Lines that include the word "gimnazijos" are the ones to copy.

# [Data provided]
──────

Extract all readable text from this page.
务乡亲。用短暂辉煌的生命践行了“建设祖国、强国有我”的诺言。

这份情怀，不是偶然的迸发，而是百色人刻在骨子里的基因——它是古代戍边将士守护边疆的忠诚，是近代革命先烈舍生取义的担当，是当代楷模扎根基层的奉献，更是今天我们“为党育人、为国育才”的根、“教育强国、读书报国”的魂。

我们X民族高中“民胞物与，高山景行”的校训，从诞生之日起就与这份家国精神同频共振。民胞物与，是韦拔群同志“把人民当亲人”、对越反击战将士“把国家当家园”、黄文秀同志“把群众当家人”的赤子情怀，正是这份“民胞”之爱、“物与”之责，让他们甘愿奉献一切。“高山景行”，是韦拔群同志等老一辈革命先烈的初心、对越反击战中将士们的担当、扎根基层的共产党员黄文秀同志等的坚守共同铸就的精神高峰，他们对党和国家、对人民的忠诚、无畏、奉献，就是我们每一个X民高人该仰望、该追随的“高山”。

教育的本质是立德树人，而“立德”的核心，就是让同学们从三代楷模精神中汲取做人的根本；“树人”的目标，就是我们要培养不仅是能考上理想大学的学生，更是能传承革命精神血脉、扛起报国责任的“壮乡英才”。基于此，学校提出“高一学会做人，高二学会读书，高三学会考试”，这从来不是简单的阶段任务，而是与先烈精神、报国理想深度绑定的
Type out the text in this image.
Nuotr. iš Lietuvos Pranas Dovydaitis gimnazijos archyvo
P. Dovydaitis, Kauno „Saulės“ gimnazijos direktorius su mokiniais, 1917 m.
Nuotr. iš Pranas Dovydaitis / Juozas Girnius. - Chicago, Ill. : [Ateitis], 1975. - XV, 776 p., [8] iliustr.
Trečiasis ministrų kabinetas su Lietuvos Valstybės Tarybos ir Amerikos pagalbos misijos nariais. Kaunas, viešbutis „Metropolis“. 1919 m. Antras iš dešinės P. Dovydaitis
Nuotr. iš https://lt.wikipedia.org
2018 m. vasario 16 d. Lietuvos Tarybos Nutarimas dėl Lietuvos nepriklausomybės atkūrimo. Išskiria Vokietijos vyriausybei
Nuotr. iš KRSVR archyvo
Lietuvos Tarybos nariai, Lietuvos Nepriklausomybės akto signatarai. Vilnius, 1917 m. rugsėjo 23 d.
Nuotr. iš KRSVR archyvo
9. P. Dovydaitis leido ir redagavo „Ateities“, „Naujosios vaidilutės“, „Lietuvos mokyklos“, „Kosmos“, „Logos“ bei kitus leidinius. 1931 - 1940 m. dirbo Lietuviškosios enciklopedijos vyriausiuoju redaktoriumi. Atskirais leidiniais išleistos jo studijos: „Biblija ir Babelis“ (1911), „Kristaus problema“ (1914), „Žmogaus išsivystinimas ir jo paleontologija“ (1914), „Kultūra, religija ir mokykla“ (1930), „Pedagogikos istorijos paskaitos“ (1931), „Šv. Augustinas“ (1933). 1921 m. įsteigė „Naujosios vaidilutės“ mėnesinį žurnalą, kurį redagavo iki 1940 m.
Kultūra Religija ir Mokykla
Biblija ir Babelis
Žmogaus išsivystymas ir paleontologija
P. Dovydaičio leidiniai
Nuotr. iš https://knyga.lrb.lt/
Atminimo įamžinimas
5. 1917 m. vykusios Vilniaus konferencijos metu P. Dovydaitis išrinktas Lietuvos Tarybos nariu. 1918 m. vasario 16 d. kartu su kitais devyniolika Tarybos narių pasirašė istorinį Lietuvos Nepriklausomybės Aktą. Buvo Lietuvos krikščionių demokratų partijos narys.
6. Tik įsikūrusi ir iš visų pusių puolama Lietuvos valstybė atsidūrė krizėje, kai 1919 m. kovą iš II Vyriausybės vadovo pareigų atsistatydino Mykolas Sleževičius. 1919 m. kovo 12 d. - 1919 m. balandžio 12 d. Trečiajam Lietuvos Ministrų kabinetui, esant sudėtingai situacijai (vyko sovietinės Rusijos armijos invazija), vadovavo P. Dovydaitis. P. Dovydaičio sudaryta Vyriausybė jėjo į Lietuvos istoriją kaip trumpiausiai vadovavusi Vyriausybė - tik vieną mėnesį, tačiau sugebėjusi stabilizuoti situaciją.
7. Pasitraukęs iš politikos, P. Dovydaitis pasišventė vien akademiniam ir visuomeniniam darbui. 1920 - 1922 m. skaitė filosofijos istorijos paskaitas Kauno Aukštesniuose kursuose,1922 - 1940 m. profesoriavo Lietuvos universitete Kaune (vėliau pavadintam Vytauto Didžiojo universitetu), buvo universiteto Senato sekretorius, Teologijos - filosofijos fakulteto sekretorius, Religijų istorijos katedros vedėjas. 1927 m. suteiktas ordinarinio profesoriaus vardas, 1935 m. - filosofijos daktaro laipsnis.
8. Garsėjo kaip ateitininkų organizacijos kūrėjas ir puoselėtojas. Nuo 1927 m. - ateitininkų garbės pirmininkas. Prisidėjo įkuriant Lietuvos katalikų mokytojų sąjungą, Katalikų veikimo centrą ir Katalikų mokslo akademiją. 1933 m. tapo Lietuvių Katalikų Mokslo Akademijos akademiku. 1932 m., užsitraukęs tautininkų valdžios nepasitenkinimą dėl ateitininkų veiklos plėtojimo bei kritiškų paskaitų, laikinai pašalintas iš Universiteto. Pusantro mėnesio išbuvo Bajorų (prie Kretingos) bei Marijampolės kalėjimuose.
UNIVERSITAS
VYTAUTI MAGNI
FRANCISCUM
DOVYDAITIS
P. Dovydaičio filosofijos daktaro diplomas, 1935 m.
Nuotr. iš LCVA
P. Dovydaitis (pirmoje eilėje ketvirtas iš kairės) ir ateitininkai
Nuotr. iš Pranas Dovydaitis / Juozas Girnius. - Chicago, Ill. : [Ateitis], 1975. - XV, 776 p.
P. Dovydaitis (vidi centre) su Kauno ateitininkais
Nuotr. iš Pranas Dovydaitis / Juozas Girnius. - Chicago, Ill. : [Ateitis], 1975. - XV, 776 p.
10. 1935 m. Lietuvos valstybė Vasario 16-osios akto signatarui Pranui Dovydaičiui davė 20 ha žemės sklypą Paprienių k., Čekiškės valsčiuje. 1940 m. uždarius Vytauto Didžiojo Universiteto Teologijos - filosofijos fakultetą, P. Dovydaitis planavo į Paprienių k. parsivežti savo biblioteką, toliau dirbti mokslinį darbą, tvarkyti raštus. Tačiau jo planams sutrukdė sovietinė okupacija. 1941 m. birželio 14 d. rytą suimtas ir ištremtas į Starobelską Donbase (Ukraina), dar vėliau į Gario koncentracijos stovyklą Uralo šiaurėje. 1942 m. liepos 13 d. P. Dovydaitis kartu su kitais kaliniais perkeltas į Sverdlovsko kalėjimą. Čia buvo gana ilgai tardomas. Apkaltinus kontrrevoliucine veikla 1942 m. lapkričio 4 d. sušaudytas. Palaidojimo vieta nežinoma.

──────

# [Full answer]
Nuotr. iš Lietuvos Pranas Dovydaitis gimnazijos archyvo
P. Dovydaitis, Kauno „Saulės“ gimnazijos direktorius su mokiniais, 1917 m.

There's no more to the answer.